Look through the data below and return each line where "your" appears.

_RECORDS PROVIDED_
** Start **

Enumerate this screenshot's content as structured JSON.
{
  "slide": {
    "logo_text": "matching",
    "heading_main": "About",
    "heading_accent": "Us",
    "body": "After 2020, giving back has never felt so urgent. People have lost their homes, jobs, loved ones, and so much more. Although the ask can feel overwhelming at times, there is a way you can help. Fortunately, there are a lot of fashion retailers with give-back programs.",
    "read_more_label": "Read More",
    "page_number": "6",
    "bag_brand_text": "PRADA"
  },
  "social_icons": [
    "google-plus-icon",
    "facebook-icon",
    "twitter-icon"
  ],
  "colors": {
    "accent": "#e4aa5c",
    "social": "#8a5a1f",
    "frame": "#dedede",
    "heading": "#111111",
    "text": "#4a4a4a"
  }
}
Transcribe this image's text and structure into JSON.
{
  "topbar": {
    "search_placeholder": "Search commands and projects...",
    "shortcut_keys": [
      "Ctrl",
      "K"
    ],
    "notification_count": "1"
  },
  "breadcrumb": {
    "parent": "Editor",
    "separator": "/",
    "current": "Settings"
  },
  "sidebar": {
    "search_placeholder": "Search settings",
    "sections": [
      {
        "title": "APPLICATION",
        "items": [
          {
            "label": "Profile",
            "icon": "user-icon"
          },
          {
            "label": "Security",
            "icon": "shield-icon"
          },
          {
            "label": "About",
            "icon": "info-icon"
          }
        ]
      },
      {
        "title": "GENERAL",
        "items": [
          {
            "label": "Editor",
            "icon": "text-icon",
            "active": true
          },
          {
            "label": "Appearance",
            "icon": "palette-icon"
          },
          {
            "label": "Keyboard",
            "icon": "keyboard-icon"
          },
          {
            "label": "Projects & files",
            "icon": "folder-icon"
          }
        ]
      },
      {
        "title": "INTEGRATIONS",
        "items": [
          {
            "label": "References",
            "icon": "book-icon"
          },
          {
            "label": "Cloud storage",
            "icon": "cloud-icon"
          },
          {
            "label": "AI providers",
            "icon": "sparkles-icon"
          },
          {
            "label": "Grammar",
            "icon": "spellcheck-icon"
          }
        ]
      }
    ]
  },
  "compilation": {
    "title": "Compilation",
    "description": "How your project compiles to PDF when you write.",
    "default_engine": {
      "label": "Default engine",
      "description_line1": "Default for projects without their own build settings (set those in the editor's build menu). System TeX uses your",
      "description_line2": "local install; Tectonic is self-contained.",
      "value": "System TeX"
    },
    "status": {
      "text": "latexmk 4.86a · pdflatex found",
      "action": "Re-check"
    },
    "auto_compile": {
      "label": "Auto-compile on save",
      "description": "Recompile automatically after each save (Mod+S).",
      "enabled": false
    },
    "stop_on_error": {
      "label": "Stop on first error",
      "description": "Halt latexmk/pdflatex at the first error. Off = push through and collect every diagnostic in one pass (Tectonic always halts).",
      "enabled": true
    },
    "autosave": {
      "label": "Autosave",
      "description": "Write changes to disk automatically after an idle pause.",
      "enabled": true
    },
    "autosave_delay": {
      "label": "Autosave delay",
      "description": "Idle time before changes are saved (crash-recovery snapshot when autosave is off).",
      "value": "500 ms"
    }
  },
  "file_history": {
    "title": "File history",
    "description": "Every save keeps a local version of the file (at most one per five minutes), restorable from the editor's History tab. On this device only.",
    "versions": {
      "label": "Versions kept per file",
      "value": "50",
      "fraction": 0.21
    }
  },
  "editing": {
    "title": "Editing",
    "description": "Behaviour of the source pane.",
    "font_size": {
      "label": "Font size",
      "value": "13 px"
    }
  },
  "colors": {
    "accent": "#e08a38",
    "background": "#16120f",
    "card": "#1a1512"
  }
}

** End **

_THE RESPONSE_
    "description": "How your project compiles to PDF when you write.",
      "description_line1": "Default for projects without their own build settings (set those in the editor's build menu). System TeX uses your",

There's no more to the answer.